#### The exercise:
Check each line of the data below for the word "الذاتية", then extract the ones that have it.

***

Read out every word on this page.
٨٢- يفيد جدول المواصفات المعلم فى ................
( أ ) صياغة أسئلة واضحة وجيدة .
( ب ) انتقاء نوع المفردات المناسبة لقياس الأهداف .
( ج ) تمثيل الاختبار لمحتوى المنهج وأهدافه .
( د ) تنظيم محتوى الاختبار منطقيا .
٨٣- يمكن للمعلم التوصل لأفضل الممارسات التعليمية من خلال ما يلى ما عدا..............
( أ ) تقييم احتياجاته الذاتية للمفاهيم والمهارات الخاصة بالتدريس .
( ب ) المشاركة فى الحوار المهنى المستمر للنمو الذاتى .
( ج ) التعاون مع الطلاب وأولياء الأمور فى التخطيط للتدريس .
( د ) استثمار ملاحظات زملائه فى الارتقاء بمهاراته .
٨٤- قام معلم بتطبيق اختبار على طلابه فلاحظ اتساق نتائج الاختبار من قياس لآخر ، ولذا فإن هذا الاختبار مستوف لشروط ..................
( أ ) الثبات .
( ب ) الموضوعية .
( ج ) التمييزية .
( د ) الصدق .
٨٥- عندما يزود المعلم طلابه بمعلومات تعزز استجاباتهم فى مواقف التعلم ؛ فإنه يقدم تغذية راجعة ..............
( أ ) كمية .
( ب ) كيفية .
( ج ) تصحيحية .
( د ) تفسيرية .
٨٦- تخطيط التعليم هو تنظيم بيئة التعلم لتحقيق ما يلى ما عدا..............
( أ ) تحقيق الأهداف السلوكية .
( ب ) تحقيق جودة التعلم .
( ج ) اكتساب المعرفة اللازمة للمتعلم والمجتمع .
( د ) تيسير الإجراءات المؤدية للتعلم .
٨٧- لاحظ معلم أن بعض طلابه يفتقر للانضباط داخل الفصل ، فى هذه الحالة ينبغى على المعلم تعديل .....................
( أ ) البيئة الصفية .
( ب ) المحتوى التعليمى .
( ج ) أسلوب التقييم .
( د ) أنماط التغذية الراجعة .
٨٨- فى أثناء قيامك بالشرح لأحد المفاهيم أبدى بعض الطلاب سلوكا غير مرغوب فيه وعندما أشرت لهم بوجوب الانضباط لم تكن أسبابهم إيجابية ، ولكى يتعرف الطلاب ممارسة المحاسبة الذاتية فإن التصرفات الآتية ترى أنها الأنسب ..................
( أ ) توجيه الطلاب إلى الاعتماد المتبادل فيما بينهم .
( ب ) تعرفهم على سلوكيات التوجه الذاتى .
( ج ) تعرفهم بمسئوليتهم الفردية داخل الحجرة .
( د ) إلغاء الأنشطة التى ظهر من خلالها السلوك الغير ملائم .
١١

***

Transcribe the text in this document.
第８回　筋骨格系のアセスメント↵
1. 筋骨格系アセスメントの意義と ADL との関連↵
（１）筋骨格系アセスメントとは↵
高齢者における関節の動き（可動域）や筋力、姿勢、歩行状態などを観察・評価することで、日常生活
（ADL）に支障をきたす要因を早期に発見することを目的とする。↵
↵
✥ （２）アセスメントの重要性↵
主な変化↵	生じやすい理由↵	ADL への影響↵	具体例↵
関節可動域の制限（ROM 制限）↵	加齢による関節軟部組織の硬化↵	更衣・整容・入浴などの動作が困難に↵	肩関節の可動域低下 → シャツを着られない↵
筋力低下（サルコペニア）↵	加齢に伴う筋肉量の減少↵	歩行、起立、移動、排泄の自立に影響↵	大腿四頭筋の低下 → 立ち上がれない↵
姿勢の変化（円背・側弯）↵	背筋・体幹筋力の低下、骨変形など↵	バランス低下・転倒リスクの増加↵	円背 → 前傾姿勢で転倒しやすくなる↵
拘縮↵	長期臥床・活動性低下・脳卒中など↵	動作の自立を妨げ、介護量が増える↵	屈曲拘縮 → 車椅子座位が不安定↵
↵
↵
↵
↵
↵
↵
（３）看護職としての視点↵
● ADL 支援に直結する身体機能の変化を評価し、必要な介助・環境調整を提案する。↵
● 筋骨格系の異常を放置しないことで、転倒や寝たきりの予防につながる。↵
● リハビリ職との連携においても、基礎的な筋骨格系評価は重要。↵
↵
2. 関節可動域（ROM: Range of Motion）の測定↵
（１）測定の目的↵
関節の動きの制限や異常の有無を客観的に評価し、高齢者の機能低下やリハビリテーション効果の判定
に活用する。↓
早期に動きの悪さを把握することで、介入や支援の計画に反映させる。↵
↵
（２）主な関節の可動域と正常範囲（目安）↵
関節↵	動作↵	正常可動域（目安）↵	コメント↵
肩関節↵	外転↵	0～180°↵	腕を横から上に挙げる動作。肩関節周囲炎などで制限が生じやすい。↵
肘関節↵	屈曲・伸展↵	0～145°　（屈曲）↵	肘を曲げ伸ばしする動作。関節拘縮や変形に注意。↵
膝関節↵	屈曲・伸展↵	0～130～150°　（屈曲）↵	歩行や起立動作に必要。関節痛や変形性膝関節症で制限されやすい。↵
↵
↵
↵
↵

***

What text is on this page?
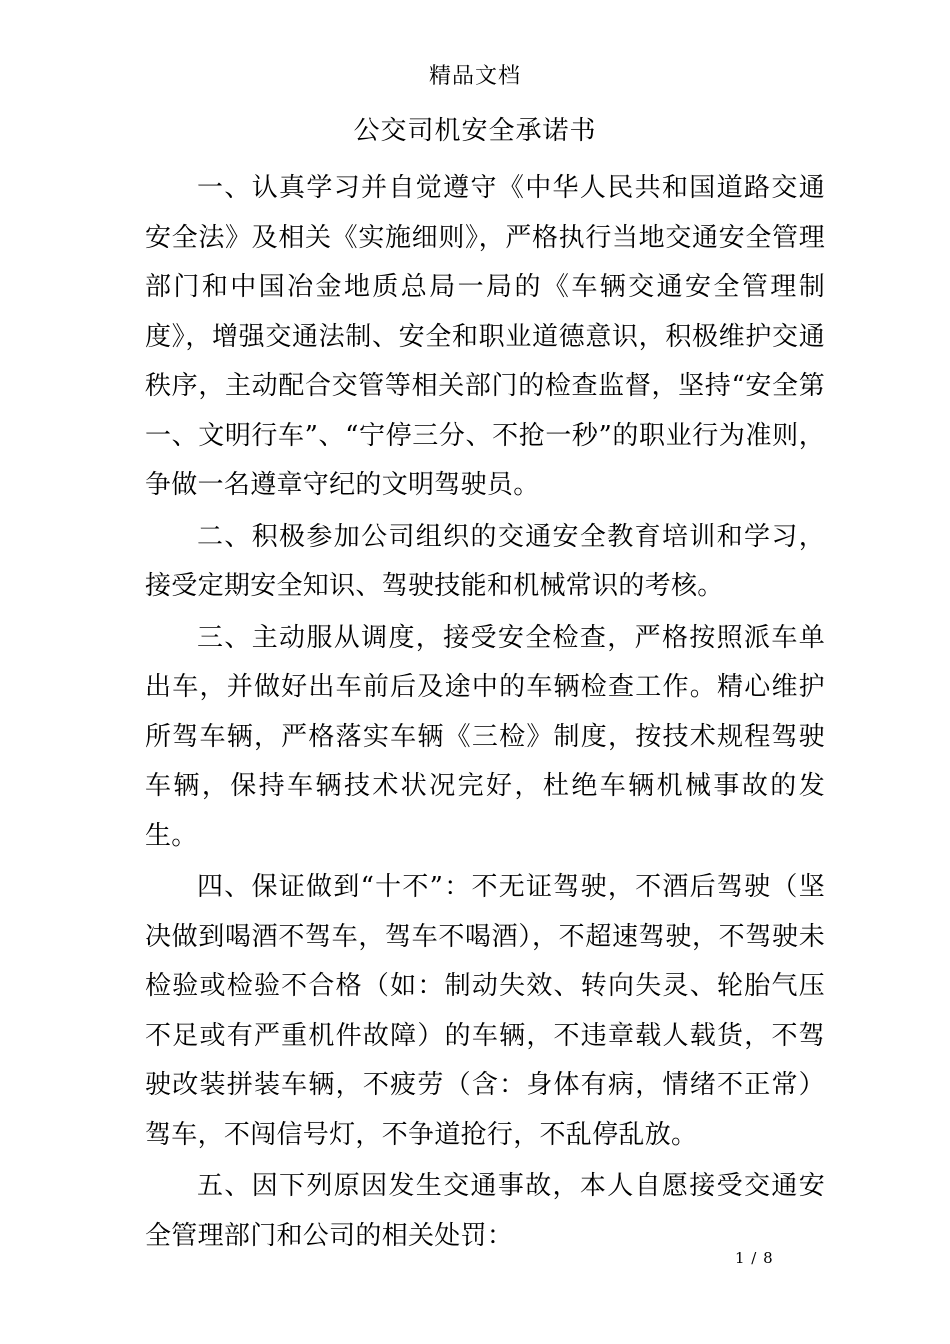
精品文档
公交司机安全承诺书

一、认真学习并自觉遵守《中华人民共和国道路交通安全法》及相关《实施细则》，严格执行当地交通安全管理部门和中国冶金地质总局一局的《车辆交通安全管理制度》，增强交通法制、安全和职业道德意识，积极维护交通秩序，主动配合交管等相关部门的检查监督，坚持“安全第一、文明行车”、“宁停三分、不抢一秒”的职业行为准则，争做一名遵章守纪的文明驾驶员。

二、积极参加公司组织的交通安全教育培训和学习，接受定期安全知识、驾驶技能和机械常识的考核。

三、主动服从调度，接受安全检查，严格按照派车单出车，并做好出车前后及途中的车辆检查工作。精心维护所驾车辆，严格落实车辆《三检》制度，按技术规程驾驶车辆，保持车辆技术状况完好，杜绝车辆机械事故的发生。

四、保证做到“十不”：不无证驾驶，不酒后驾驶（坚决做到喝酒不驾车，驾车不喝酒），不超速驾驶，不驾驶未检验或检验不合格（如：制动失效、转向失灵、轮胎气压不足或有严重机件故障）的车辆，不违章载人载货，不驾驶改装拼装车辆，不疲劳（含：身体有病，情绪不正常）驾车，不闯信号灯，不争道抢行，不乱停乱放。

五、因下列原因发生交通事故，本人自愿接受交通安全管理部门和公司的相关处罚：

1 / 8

***

#### Response to this task:
( أ ) تقييم احتياجاته الذاتية للمفاهيم والمهارات الخاصة بالتدريس .
٨٨- فى أثناء قيامك بالشرح لأحد المفاهيم أبدى بعض الطلاب سلوكا غير مرغوب فيه وعندما أشرت لهم بوجوب الانضباط لم تكن أسبابهم إيجابية ، ولكى يتعرف الطلاب ممارسة المحاسبة الذاتية فإن التصرفات الآتية ترى أنها الأنسب ..................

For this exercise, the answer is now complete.